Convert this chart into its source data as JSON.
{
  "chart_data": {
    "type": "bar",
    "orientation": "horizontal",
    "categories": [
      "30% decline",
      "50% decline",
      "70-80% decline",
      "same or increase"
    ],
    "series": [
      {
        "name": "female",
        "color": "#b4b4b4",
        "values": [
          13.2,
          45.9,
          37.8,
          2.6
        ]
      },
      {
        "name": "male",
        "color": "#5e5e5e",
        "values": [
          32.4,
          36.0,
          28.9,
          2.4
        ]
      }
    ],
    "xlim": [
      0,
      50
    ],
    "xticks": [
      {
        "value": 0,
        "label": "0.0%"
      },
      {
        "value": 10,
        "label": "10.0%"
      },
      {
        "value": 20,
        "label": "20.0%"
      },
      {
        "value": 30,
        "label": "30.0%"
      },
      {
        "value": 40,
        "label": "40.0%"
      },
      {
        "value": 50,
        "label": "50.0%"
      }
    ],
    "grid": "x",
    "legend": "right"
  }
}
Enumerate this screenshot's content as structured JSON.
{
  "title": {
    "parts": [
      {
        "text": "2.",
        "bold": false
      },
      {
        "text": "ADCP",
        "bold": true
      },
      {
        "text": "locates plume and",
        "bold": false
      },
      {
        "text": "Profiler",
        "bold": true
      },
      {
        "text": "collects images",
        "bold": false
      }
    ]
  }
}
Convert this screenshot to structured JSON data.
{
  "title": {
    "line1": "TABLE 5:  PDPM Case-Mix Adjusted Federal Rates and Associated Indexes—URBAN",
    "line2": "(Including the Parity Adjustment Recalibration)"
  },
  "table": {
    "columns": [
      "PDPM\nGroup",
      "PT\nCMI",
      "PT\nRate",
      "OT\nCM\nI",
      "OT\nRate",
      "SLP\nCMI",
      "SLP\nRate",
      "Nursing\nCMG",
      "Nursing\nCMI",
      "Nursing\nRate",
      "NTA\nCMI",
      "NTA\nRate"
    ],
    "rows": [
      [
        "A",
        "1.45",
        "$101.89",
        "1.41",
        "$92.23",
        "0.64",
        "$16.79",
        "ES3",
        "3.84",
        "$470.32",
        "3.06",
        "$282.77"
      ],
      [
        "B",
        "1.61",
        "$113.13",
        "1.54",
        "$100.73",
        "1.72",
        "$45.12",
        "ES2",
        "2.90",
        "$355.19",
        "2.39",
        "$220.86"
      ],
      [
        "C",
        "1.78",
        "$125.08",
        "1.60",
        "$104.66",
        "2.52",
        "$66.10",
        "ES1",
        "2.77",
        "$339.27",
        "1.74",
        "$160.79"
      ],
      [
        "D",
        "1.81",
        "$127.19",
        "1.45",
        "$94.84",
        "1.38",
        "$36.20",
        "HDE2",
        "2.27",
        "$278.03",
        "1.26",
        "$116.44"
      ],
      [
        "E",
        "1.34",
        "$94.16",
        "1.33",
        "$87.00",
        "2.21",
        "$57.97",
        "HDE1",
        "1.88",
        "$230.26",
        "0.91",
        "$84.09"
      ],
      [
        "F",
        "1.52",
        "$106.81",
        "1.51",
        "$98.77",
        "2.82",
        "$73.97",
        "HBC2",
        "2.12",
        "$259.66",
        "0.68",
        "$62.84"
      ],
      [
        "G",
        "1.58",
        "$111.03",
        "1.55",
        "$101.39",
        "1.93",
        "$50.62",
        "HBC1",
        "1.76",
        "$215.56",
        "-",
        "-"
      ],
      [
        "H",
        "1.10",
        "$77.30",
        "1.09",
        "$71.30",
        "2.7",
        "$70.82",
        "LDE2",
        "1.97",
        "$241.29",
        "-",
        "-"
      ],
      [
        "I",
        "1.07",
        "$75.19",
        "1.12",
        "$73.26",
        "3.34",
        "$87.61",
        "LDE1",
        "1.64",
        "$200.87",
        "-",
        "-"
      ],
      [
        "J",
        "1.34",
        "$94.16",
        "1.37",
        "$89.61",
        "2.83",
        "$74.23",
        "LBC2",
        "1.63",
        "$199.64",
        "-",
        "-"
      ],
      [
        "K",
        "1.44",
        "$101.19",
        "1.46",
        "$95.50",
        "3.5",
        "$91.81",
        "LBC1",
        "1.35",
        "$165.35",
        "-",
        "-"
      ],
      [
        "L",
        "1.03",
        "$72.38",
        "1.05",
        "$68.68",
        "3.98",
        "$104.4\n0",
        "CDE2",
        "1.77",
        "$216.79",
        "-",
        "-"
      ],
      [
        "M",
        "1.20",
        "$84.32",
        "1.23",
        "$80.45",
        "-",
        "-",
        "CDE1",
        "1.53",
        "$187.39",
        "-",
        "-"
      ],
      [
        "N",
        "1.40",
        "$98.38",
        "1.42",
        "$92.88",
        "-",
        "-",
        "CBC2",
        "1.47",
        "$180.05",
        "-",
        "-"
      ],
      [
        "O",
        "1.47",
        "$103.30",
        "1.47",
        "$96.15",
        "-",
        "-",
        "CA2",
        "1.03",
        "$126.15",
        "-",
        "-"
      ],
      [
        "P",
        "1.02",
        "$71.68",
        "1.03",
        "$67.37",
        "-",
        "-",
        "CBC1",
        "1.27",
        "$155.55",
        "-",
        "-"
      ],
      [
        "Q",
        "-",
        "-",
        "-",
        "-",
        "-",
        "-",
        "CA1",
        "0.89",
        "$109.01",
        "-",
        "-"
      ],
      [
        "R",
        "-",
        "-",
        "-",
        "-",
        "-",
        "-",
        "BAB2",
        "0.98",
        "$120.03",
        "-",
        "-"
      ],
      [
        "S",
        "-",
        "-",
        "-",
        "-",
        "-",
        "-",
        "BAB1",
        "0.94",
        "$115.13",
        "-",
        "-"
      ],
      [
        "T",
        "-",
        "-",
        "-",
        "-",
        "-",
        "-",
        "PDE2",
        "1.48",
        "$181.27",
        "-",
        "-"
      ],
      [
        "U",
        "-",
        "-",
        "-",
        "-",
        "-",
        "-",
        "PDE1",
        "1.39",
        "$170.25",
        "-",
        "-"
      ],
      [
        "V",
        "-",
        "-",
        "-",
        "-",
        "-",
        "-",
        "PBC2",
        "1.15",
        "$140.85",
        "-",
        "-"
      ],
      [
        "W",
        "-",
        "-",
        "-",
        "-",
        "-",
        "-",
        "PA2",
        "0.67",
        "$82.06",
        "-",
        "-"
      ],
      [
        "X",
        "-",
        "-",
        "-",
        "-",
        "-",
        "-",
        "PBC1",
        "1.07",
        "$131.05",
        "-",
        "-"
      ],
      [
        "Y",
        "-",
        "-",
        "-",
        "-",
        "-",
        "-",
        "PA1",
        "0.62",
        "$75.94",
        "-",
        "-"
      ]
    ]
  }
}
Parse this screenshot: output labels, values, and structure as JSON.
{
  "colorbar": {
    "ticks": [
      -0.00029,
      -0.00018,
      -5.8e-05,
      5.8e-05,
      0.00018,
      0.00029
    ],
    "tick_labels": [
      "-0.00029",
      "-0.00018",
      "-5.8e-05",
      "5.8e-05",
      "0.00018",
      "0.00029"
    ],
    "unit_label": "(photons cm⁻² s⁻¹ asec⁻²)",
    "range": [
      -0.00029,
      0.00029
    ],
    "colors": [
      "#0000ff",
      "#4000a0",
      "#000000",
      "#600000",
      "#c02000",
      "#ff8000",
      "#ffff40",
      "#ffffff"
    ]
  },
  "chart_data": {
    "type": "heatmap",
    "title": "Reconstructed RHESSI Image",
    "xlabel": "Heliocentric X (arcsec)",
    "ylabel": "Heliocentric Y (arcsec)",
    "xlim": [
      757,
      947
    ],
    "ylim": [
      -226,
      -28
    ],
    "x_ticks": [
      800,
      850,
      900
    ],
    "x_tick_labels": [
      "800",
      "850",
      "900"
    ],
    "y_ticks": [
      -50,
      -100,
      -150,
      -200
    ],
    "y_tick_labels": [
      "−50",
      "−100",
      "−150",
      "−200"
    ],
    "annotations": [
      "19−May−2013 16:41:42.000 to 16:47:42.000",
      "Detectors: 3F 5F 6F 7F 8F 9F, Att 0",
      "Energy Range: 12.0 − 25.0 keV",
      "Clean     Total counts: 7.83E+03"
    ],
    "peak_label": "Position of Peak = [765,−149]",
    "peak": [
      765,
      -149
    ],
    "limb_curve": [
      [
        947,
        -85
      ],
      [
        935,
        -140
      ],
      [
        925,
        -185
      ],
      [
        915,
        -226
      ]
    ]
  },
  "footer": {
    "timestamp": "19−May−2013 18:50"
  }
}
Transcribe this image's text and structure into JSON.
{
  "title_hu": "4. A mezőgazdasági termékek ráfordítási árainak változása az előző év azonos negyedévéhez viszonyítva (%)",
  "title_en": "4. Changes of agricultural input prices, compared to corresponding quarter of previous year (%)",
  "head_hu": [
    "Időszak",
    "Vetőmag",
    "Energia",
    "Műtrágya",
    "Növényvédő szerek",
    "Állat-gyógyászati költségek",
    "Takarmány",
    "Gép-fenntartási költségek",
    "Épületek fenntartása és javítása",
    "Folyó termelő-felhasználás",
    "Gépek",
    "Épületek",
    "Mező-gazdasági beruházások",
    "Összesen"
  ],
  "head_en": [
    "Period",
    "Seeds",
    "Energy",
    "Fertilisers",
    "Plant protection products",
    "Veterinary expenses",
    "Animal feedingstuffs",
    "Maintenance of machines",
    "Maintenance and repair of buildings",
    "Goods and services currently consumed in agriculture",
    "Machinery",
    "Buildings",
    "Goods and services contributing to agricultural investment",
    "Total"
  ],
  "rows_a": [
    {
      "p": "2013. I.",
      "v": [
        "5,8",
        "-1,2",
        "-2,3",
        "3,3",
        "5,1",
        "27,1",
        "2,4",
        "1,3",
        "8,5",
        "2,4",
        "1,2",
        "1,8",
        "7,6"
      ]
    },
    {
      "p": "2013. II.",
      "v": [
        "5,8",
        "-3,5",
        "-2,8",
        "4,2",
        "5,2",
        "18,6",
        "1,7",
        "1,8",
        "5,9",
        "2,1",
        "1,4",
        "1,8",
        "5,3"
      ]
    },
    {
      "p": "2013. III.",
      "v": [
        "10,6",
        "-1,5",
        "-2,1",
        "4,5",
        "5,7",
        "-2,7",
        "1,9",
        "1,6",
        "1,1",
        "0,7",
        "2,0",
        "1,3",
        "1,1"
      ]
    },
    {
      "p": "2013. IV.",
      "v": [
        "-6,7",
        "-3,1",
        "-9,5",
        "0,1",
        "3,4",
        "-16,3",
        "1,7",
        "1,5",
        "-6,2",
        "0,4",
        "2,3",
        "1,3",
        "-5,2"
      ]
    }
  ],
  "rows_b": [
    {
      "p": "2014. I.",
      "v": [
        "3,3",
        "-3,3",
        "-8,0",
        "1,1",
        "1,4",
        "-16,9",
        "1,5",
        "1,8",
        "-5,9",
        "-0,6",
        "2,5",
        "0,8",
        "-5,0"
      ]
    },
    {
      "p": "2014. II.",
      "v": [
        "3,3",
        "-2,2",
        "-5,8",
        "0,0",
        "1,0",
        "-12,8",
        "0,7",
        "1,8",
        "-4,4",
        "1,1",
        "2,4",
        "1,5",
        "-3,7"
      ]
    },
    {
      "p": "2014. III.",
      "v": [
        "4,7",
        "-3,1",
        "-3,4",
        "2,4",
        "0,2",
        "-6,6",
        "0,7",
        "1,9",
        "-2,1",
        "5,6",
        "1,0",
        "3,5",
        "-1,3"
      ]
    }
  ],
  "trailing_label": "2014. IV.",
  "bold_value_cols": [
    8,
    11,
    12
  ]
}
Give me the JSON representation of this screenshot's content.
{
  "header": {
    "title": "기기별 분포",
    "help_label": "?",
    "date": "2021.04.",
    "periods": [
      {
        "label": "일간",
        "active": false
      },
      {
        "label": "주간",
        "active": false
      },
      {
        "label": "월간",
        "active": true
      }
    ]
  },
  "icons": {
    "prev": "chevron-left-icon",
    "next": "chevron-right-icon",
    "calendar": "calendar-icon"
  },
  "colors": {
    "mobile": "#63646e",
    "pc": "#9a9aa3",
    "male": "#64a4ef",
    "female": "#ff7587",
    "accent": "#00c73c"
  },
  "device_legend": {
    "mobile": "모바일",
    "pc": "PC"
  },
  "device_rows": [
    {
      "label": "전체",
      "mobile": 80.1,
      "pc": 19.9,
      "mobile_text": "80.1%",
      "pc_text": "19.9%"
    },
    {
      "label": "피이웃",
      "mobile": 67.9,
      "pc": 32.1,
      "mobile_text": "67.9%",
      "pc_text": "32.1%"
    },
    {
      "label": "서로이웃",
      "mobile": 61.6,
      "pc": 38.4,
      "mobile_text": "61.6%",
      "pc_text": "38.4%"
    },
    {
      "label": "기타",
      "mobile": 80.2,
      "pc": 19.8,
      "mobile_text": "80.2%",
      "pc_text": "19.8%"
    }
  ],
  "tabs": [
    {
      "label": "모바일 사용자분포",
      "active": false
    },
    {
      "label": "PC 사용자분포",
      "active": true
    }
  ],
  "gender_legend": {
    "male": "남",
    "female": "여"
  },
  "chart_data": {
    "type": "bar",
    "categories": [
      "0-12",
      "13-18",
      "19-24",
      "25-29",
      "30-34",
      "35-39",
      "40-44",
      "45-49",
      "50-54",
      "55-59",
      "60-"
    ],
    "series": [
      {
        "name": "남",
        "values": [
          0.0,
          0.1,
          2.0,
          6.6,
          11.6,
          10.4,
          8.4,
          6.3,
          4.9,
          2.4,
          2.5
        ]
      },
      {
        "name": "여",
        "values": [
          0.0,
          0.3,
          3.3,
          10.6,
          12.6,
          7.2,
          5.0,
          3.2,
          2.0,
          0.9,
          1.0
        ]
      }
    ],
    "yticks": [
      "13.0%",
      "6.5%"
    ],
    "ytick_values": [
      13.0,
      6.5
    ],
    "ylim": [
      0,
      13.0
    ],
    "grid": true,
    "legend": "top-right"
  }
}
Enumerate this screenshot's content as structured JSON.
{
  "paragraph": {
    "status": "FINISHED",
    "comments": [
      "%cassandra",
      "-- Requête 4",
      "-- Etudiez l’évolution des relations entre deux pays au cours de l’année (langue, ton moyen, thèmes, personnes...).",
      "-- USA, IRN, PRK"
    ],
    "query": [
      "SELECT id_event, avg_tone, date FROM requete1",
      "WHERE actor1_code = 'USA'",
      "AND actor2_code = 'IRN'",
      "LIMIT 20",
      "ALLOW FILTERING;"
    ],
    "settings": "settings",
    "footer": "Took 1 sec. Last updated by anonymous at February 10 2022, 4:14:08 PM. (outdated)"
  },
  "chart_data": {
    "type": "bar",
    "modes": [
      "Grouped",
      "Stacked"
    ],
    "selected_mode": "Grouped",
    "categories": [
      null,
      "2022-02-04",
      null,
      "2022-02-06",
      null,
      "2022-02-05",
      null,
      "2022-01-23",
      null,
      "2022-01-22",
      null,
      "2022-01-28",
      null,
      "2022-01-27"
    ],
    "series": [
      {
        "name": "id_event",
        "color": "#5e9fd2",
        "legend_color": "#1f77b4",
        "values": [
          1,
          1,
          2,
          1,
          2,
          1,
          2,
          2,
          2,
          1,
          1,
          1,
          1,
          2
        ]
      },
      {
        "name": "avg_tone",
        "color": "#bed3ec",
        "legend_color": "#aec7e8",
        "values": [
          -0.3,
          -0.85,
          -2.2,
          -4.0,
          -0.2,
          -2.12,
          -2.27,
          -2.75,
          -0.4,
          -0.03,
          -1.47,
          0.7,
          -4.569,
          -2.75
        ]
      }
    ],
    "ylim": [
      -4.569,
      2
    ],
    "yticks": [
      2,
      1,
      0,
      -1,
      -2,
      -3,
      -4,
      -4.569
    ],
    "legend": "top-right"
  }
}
···
-- INSTRUCTIONS TO FOLLOW --
Pull out each line of the listing that holds the string "arcsec".

-- SOLUTION BELOW --
    "xlabel": "Heliocentric X (arcsec)",
    "ylabel": "Heliocentric Y (arcsec)",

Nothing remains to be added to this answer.